Would you set down, word for word, the passage of the post on mood diaries below that runs between "Seven Days in" and "depression or anxiety.", inclusive?

◆ **EXERCISE TEXT**:
◇ ◇ ◇ ◇ ◇ ◇ ◇
On Everyday Life,Tell Me About,Wicked Wednesday

Seven Days in April – Day Five

I have spoken a few times about how I have a tendency to overthink things and how this affects my mental health.  The lockdown has I think, had a bad effect on many people judging from some of the comments on twitter and facebook from people who are struggling with feelings of isolation and boredom.  I have a theory that having things to do, to occupy your mind is essential to maintaining a stable mental state.  I know it doesn’t do for me to be ‘in my own head’ for too long.   I have also shared what depression means to me, and things I think people should know if someone near them is suffering from depression or anxiety.  

Therapists will often suggest keeping a diary – initially this is unlikely to be detailed.  A mood diary is the most often used, whereby you just make a note of your mood during the day.   In the early days of a depressive episode it is unusual for someone to have the energy or inclination to share much. Sometimes triggers can be identified by noting the activities that created a change in mood.  My own depression was triggered by a number of things dating back to childhood and so my diaries were always about writing my thoughts down so we could talk through them during our sessions.  Diaries can be a useful tool though, allowing you to reflect on how your thoughts develop or change over time.  

A snapshot of time.

When I was asked if I would like to participate in the 7 Days In April project I agreed immediately.  I know there will be a number of projects like this one and probably a lot of literature will come out documenting this unprecedented (in my lifetime so far) situation.   I am one of 7 people asked to contribute, and you may have seen the four posts that have been shared so far.  Links are at the bottom of the post, and the last two will be added later.  Anyway, there I was, struggling with a medication change and the withdrawal effects, and on the first of April I began to document my day.  Here is an extract from my day five.

5th April 2020

I got into bed early last night and when MrH got out of his bath I spent a while laid in the dark, fondling his cock before falling sleep early.  When I woke my migraine was gone.
◇ ◇ ◇ ◇ ◇ ◇ ◇
◆ **RECORD SET**:

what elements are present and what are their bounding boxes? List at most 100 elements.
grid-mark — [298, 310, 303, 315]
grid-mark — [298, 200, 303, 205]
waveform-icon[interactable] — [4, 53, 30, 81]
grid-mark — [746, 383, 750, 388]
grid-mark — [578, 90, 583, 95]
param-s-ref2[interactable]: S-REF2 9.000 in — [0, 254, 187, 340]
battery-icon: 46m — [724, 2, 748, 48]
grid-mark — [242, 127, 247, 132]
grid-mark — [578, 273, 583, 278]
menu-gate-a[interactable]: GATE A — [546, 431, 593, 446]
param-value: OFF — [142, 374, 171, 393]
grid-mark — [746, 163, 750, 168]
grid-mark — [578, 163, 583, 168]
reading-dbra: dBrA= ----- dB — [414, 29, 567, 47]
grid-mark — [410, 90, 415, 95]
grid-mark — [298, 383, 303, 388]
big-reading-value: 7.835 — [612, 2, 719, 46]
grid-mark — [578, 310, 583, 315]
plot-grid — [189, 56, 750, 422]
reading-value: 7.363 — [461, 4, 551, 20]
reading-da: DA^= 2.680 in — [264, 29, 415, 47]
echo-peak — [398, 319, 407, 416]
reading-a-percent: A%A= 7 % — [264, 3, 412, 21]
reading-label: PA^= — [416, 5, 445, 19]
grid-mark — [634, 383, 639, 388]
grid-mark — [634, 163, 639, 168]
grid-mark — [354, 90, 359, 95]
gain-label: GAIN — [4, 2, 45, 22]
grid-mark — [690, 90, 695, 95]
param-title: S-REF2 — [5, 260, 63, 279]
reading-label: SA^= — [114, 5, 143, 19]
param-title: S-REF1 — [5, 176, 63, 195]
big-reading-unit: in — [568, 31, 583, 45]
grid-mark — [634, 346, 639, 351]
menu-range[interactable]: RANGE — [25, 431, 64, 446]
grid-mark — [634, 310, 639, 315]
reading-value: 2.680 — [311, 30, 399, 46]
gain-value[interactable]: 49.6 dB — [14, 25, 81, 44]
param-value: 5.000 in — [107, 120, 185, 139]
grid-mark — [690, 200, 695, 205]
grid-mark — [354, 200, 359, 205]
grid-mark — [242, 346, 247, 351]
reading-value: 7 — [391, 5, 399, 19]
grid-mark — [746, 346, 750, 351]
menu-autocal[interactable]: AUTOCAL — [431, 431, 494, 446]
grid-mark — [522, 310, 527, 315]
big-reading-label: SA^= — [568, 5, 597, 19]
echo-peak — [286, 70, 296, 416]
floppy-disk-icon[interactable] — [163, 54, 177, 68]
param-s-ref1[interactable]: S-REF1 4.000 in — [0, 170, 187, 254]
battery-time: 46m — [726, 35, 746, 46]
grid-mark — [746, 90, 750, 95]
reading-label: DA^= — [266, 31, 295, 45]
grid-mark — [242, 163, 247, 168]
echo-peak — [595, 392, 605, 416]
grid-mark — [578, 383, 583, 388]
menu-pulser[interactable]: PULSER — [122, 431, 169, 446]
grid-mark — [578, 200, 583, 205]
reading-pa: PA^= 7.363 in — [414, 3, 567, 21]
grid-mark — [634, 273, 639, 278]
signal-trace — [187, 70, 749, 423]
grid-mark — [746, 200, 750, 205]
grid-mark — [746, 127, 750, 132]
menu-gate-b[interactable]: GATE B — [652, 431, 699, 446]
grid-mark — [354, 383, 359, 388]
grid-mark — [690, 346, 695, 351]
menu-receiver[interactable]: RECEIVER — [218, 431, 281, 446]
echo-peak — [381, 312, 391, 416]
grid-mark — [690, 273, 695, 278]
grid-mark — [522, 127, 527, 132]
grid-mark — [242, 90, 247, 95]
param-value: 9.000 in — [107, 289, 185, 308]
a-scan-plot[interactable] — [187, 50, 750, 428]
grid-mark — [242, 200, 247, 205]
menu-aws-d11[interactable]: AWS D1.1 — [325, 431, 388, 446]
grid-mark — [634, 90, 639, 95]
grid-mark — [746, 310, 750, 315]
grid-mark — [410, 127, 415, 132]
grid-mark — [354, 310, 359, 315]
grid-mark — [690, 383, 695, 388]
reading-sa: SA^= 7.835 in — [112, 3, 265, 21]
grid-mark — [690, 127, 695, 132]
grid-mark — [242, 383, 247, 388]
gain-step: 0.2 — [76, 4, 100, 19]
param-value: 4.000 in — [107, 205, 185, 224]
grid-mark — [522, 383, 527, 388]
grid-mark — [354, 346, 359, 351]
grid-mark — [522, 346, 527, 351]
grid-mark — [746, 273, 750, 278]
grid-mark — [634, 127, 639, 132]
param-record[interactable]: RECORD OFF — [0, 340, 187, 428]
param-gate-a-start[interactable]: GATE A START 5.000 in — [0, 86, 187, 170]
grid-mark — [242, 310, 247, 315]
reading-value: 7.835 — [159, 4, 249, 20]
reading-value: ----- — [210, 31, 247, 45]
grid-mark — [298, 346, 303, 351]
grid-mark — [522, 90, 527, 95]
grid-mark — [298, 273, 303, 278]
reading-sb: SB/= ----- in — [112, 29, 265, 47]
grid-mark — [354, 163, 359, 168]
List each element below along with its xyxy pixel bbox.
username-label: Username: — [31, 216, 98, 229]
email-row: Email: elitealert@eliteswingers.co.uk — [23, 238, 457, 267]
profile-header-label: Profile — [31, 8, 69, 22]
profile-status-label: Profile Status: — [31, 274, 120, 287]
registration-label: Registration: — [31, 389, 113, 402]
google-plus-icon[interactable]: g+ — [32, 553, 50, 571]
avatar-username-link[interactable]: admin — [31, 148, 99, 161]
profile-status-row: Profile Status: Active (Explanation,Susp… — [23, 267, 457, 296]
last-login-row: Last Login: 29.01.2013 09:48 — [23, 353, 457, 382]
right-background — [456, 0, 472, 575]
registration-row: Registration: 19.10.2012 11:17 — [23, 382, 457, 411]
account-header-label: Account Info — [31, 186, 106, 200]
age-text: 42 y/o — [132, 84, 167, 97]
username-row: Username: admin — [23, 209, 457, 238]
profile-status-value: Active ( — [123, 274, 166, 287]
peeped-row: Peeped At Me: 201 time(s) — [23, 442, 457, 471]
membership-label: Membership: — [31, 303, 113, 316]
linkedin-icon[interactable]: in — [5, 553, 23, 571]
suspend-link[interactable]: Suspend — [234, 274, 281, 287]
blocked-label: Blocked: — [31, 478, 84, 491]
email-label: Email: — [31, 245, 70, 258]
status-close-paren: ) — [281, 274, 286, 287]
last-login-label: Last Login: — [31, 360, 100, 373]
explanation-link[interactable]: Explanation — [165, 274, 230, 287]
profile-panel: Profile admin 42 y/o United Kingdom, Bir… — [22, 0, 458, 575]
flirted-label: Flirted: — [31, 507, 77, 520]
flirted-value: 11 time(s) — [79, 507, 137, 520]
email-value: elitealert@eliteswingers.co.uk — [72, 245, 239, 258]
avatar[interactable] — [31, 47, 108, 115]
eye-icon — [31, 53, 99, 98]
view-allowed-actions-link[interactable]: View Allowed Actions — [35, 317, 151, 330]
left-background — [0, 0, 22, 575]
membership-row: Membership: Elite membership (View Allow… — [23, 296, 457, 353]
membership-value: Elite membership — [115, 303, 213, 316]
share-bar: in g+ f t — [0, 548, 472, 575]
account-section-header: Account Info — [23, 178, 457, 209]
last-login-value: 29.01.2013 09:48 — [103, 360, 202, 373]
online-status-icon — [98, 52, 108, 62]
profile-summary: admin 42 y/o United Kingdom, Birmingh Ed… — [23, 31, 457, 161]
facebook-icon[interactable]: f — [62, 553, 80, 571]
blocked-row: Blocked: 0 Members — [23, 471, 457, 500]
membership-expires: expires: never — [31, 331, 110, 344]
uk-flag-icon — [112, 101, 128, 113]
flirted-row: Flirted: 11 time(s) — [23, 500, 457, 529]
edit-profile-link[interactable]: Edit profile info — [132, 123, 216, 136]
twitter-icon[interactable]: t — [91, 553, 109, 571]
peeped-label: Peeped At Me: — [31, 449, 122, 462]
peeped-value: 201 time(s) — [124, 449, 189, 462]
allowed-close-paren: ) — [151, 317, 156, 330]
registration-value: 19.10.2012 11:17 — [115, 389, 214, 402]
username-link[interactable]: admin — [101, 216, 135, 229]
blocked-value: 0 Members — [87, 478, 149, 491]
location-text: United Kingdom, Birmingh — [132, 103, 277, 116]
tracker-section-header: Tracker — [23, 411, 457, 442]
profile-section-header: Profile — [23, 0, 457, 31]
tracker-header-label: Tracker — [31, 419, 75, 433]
◇ ◇ ◇ ◇ ◇ ◇ ◇
◆ **SOLUTION FOR THIS PROBLEM**:
Seven Days in April – Day Five

I have spoken a few times about how I have a tendency to overthink things and how this affects my mental health.  The lockdown has I think, had a bad effect on many people judging from some of the comments on twitter and facebook from people who are struggling with feelings of isolation and boredom.  I have a theory that having things to do, to occupy your mind is essential to maintaining a stable mental state.  I know it doesn’t do for me to be ‘in my own head’ for too long.   I have also shared what depression means to me, and things I think people should know if someone near them is suffering from depression or anxiety.